■ **Exercise requirements**
Rewrite the entries between the line holding "List all visible" and the line holding "panel-header: 三维: [320, 295, 1260, 323]", inclusive, replacing "sidebar-search-input" with "sidebar-filter-input" and keeping everything else the same. Leave the pictures out of your answer.

■ **Data for the task**
** begin **

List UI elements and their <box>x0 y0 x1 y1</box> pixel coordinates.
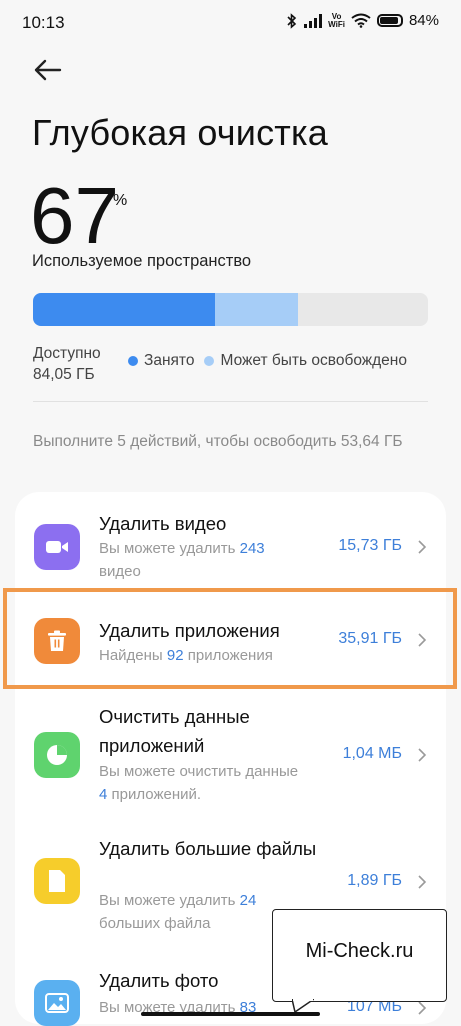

** end **
** begin **

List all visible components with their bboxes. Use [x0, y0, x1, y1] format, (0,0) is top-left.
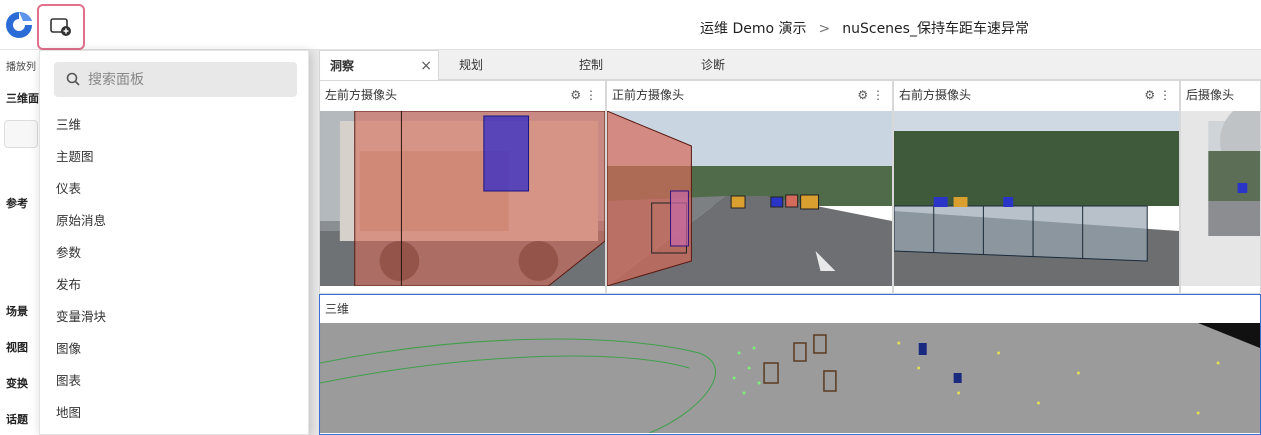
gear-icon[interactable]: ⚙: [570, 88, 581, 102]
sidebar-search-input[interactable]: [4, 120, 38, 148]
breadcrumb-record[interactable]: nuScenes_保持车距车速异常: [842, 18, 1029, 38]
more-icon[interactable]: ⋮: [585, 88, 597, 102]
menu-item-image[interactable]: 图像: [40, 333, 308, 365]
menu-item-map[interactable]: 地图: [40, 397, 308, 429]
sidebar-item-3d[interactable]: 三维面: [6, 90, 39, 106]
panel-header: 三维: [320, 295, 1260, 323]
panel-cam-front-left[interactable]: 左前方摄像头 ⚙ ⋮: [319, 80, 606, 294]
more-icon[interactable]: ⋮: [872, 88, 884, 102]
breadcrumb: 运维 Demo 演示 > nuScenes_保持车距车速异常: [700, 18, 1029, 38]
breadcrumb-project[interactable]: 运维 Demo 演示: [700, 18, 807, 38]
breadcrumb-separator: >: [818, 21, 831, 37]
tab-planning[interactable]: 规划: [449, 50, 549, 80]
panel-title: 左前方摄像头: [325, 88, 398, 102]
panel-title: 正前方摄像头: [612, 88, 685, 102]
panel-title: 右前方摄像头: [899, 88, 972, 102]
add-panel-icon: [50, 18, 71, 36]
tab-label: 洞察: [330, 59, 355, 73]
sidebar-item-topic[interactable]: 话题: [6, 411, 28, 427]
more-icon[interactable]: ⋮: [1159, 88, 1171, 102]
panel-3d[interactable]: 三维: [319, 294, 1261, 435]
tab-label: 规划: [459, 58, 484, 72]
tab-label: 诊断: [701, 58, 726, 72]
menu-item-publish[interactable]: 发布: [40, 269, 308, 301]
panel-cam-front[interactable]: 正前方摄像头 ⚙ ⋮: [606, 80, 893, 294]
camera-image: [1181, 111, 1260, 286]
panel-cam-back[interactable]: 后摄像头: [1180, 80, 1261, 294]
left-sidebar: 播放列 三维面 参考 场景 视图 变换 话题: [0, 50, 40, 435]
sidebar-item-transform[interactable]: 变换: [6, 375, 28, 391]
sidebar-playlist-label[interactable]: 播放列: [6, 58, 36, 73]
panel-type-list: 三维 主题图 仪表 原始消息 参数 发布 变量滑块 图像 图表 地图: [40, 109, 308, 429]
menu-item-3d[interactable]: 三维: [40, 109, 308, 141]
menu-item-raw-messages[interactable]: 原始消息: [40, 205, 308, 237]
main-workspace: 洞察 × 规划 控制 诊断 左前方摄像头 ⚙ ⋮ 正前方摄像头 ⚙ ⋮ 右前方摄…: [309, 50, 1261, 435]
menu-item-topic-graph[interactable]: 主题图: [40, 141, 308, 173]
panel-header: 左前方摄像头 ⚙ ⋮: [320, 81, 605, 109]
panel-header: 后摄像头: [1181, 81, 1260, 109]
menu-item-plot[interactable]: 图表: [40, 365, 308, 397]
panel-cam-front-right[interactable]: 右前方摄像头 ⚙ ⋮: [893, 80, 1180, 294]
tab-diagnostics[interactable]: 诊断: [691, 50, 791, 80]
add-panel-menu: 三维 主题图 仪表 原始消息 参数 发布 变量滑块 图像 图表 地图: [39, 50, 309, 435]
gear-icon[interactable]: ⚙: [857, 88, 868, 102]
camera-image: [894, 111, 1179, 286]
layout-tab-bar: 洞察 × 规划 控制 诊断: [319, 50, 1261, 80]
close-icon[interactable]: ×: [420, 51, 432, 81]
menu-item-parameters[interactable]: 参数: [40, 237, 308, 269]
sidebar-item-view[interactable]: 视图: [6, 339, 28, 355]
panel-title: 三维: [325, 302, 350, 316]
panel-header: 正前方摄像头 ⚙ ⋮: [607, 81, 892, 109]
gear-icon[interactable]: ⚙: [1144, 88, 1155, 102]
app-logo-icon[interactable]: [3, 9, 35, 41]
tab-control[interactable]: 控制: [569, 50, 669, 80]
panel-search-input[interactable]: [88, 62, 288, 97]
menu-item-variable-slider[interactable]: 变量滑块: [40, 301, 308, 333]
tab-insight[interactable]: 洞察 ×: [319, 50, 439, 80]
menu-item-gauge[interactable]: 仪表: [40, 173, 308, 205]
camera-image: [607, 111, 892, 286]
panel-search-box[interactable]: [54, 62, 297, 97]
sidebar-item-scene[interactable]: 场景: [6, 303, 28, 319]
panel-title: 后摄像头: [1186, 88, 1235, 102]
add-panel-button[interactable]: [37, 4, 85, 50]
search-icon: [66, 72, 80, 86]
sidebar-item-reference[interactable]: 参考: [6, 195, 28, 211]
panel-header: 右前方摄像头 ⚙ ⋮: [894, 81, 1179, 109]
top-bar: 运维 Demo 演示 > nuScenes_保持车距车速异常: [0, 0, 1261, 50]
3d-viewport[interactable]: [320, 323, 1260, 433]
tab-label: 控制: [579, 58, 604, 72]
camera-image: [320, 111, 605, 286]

** end **

■ **Answer to this problem**
List all visible components with their bboxes. Use [x0, y0, x1, y1] format, (0,0) is top-left.
gear-icon[interactable]: ⚙: [570, 88, 581, 102]
sidebar-filter-input[interactable]: [4, 120, 38, 148]
breadcrumb-record[interactable]: nuScenes_保持车距车速异常: [842, 18, 1029, 38]
more-icon[interactable]: ⋮: [585, 88, 597, 102]
menu-item-image[interactable]: 图像: [40, 333, 308, 365]
menu-item-map[interactable]: 地图: [40, 397, 308, 429]
sidebar-item-3d[interactable]: 三维面: [6, 90, 39, 106]
panel-header: 三维: [320, 295, 1260, 323]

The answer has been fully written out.